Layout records
* START *

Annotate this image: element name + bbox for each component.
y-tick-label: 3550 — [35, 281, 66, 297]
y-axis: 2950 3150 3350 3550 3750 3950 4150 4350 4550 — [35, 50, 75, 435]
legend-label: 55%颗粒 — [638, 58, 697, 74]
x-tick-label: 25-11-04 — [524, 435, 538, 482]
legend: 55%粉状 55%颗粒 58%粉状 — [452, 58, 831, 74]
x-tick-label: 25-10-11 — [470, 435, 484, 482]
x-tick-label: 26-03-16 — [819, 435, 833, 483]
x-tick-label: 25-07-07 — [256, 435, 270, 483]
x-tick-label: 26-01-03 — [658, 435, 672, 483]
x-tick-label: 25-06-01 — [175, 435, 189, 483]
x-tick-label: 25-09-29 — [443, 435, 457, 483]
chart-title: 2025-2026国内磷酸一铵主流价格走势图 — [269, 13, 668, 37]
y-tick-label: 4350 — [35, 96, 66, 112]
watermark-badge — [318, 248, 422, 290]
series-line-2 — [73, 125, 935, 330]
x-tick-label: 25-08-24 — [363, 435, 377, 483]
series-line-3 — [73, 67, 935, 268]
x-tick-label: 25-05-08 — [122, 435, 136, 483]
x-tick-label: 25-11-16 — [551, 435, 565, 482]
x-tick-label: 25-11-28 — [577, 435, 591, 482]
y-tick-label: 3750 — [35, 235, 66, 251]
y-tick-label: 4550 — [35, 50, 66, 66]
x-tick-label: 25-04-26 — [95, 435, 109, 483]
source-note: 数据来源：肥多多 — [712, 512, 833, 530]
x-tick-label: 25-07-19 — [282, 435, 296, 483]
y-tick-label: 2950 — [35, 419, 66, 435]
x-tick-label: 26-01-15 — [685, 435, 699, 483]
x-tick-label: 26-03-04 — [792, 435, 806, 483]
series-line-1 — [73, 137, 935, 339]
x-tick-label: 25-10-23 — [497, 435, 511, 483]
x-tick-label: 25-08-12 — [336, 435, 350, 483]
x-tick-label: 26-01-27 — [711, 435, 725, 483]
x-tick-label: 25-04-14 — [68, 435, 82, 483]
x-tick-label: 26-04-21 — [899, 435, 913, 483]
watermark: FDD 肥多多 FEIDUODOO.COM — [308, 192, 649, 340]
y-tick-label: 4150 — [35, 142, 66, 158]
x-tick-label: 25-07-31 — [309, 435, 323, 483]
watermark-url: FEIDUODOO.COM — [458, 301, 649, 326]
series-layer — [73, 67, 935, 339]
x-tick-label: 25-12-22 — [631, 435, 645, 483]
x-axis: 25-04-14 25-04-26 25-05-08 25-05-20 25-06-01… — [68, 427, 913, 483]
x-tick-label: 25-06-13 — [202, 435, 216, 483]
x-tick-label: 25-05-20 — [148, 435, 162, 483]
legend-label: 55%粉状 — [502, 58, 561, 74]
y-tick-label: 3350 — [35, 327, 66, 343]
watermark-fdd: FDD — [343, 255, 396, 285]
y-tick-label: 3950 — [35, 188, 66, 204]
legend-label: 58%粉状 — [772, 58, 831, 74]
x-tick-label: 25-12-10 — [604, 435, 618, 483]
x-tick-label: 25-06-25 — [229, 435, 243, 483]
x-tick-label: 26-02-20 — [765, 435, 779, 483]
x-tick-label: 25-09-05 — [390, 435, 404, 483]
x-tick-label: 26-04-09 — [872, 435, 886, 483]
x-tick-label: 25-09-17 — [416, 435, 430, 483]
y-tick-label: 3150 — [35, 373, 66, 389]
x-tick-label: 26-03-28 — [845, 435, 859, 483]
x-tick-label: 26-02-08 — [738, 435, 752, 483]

* END *

[TASK REQUIREMENTS]
Can you format every line of the listing above as a Markdown table with the columns Row and Line, numbering the rows and leaving out any blank lines?

[WRITTEN ANSWER]
| Row | Line |
|---|---|
| 1 | Annotate this image: element name + bbox for each component. |
| 2 | y-tick-label: 3550 — [35, 281, 66, 297] |
| 3 | y-axis: 2950 3150 3350 3550 3750 3950 4150 4350 4550 — [35, 50, 75, 435] |
| 4 | legend-label: 55%颗粒 — [638, 58, 697, 74] |
| 5 | x-tick-label: 25-11-04 — [524, 435, 538, 482] |
| 6 | legend: 55%粉状 55%颗粒 58%粉状 — [452, 58, 831, 74] |
| 7 | x-tick-label: 25-10-11 — [470, 435, 484, 482] |
| 8 | x-tick-label: 26-03-16 — [819, 435, 833, 483] |
| 9 | x-tick-label: 25-07-07 — [256, 435, 270, 483] |
| 10 | x-tick-label: 26-01-03 — [658, 435, 672, 483] |
| 11 | x-tick-label: 25-06-01 — [175, 435, 189, 483] |
| 12 | x-tick-label: 25-09-29 — [443, 435, 457, 483] |
| 13 | chart-title: 2025-2026国内磷酸一铵主流价格走势图 — [269, 13, 668, 37] |
| 14 | y-tick-label: 4350 — [35, 96, 66, 112] |
| 15 | watermark-badge — [318, 248, 422, 290] |
| 16 | series-line-2 — [73, 125, 935, 330] |
| 17 | x-tick-label: 25-08-24 — [363, 435, 377, 483] |
| 18 | series-line-3 — [73, 67, 935, 268] |
| 19 | x-tick-label: 25-05-08 — [122, 435, 136, 483] |
| 20 | x-tick-label: 25-11-16 — [551, 435, 565, 482] |
| 21 | x-tick-label: 25-11-28 — [577, 435, 591, 482] |
| 22 | y-tick-label: 3750 — [35, 235, 66, 251] |
| 23 | y-tick-label: 4550 — [35, 50, 66, 66] |
| 24 | x-tick-label: 25-04-26 — [95, 435, 109, 483] |
| 25 | source-note: 数据来源：肥多多 — [712, 512, 833, 530] |
| 26 | x-tick-label: 25-07-19 — [282, 435, 296, 483] |
| 27 | y-tick-label: 2950 — [35, 419, 66, 435] |
| 28 | x-tick-label: 26-01-15 — [685, 435, 699, 483] |
| 29 | x-tick-label: 26-03-04 — [792, 435, 806, 483] |
| 30 | series-line-1 — [73, 137, 935, 339] |
| 31 | x-tick-label: 25-10-23 — [497, 435, 511, 483] |
| 32 | x-tick-label: 25-08-12 — [336, 435, 350, 483] |
| 33 | x-tick-label: 26-01-27 — [711, 435, 725, 483] |
| 34 | x-tick-label: 25-04-14 — [68, 435, 82, 483] |
| 35 | x-tick-label: 26-04-21 — [899, 435, 913, 483] |
| 36 | watermark: FDD 肥多多 FEIDUODOO.COM — [308, 192, 649, 340] |
| 37 | y-tick-label: 4150 — [35, 142, 66, 158] |
| 38 | x-tick-label: 25-07-31 — [309, 435, 323, 483] |
| 39 | watermark-url: FEIDUODOO.COM — [458, 301, 649, 326] |
| 40 | series-layer — [73, 67, 935, 339] |
| 41 | x-tick-label: 25-12-22 — [631, 435, 645, 483] |
| 42 | x-axis: 25-04-14 25-04-26 25-05-08 25-05-20 25-06-01… — [68, 427, 913, 483] |
| 43 | x-tick-label: 25-06-13 — [202, 435, 216, 483] |
| 44 | x-tick-label: 25-05-20 — [148, 435, 162, 483] |
| 45 | legend-label: 55%粉状 — [502, 58, 561, 74] |
| 46 | y-tick-label: 3350 — [35, 327, 66, 343] |
| 47 | watermark-fdd: FDD — [343, 255, 396, 285] |
| 48 | y-tick-label: 3950 — [35, 188, 66, 204] |
| 49 | legend-label: 58%粉状 — [772, 58, 831, 74] |
| 50 | x-tick-label: 25-12-10 — [604, 435, 618, 483] |
| 51 | x-tick-label: 25-06-25 — [229, 435, 243, 483] |
| 52 | x-tick-label: 26-02-20 — [765, 435, 779, 483] |
| 53 | x-tick-label: 25-09-05 — [390, 435, 404, 483] |
| 54 | x-tick-label: 26-04-09 — [872, 435, 886, 483] |
| 55 | x-tick-label: 25-09-17 — [416, 435, 430, 483] |
| 56 | y-tick-label: 3150 — [35, 373, 66, 389] |
| 57 | x-tick-label: 26-03-28 — [845, 435, 859, 483] |
| 58 | x-tick-label: 26-02-08 — [738, 435, 752, 483] |